> _Document segment_:
* * * *

Why Global Cuts Are Deepening Hunger and Instability

Across the world, millions of people are slipping further into hunger and malnutrition. The Global Report on Food Crises indicates that acute food insecurity has increased for the sixth consecutive year, with over 295 million people in 53 countries facing severe hunger in 2024. The outlook for 2025 reveals to be dire: the UN World Food Programme (WFP) estimates that at least 319 million people will struggle to meet their basic food needs and 13.7 million are at risk of being pushed from IPC 3 into emergency levels of food insecurity at IPC4 (highest level of food insecurity).

This worsening hunger crisis comes at a time when the global humanitarian system is facing a historic shortfall in funding.

As international donors scale back their development budgets, humanitarian organisations face impossible choices about who to feed and who to turn away. The WFP anticipates a 40 per cent drop in available funding this year, decreasing from USD 9.8 billion in 2024 to USD 6.4 billion in 2025. The Global Nutrition Cluster estimates a $437 million shortfall in humanitaran nutrition programming across 20 countries.

* * * *

> _Recorded data_:

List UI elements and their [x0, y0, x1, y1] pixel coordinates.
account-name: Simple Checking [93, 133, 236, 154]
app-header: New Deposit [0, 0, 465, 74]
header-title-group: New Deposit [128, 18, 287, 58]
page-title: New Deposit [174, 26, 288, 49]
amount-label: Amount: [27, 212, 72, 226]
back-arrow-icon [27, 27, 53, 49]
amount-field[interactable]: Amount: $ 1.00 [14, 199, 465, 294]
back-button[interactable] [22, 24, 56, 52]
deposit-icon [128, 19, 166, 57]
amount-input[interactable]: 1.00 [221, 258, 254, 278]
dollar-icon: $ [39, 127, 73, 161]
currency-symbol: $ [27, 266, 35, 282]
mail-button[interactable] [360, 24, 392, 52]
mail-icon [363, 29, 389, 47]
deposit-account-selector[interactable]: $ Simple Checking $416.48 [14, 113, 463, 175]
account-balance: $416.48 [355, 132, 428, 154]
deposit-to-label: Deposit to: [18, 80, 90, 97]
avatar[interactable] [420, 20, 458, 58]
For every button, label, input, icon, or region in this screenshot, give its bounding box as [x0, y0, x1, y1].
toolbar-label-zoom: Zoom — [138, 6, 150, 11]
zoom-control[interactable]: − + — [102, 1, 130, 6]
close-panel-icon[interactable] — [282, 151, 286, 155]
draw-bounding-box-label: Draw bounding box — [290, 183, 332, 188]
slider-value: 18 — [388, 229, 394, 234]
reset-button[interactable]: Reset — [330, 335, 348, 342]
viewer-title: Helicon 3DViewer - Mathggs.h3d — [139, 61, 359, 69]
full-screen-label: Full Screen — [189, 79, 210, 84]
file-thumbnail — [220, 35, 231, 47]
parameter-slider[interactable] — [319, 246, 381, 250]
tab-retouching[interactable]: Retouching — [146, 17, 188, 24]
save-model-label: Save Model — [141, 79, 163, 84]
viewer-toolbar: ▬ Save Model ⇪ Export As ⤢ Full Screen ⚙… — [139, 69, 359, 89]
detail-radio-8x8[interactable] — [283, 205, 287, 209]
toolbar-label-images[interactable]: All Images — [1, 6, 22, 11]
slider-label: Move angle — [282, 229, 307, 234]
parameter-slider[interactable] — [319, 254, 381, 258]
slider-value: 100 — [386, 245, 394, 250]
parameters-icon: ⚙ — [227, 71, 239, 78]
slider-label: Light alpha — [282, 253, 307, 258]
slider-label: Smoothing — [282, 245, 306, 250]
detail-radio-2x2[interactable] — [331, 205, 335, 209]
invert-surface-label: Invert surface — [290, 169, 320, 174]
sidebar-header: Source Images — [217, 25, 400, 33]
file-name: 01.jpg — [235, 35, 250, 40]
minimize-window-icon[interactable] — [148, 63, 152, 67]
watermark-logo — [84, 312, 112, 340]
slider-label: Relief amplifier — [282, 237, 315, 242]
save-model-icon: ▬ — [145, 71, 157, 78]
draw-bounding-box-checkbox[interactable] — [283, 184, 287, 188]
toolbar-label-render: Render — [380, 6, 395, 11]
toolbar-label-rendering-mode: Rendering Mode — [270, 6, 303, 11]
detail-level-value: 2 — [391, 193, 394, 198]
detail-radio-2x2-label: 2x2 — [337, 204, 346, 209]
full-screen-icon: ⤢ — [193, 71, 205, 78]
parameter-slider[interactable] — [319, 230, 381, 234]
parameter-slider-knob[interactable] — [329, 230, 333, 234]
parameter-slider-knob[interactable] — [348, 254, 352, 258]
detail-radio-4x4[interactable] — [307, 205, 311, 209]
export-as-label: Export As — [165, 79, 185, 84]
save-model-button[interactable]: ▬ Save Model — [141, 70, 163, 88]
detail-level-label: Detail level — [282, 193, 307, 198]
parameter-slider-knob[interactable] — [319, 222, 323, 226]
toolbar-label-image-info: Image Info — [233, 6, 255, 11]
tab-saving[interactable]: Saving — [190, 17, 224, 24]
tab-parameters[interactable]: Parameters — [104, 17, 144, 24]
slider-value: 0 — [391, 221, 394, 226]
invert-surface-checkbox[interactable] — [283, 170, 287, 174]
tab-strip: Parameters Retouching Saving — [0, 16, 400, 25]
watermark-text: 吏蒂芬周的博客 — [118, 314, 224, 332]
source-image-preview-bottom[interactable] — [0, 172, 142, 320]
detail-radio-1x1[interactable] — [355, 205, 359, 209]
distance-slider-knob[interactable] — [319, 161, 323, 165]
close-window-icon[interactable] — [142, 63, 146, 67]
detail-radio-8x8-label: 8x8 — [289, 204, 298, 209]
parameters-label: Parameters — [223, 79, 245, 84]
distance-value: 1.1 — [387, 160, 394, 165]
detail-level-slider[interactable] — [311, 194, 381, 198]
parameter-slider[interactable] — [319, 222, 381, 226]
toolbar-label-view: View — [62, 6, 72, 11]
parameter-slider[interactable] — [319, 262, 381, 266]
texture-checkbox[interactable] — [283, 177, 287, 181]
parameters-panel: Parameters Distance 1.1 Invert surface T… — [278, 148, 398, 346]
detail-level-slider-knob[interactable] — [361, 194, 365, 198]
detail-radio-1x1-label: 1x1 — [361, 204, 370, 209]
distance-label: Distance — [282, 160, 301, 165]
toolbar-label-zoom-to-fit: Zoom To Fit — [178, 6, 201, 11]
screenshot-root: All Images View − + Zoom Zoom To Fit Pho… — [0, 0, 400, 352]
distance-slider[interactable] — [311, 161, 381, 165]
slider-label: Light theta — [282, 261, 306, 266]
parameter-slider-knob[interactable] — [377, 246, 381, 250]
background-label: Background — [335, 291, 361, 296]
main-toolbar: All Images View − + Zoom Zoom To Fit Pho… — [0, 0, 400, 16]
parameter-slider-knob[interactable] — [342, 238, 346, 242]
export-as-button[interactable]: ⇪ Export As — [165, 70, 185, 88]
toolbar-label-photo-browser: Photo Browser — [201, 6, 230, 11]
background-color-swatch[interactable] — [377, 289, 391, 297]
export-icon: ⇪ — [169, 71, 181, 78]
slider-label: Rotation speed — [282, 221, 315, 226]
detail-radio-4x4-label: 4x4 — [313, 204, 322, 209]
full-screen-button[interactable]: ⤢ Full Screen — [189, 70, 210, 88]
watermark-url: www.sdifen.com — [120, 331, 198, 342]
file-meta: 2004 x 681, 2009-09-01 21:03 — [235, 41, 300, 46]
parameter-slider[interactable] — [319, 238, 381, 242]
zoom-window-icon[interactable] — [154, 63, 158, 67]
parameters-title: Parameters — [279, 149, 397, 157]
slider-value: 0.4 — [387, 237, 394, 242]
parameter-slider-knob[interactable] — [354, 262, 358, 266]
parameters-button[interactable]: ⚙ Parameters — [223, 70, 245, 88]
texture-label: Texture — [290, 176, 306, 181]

* * * *

> _Task instructions_:
(a) Decide whether each statement agrees with the text on global cuts and hunger. Answer yes or no, and quote the words from the text that settle it.
(i) More than 295 million people in 53 countries faced severe hunger in 2024.
(ii) The WFP expects its available funding to grow in 2025.
(iii) The Global Nutrition Cluster's estimated shortfall covers 20 countries.
(b) Resume the text on global cuts and hunger after its final sentence.

> _Task-by-task results_:
(a)
(i) Yes: "over 295 million people in 53 countries facing severe hunger in 2024"
(ii) No: "The WFP anticipates a 40 per cent drop in available funding this year"
(iii) Yes: "across 20 countries"

(b)
This funding fall is not simply a numbers issue. Behind each dollar held back lies a mother skipping meals, a child dropping out of school, or a family uprooted in search of food. As Director of Food Security and Nutrition at WFP Jean-Martin Bauer noted during  the Webinar, ‘A Lifeline at Risk: Understanding the Impacts of Cuts to Foreign Assistance’, “The number of people experiencing the most severe levels of hunger, what we call IPC 5, or catastrophic, life-threatening hunger, has increased twentyfold over the past six years. All the indicators show that global food insecurity is worsening, and this deepening crisis comes just as the humanitarian community faces a major funding shortfall.”

Unpacking the Consequences:

In response to this funding emergency, WFP commissioned a two-phase study to assess the implications of shrinking aid budgets on global food security. The findings are sobering. The first phase revealed that cuts of this scale could severely undermine the world’s collective ability to combat the global food crisis and achieve SDG2. The second phase, focusing on six countries —Afghanistan, Haiti, Niger, South Sudan, Uganda, and Yemen—sheds light on what these reductions mean at the community level.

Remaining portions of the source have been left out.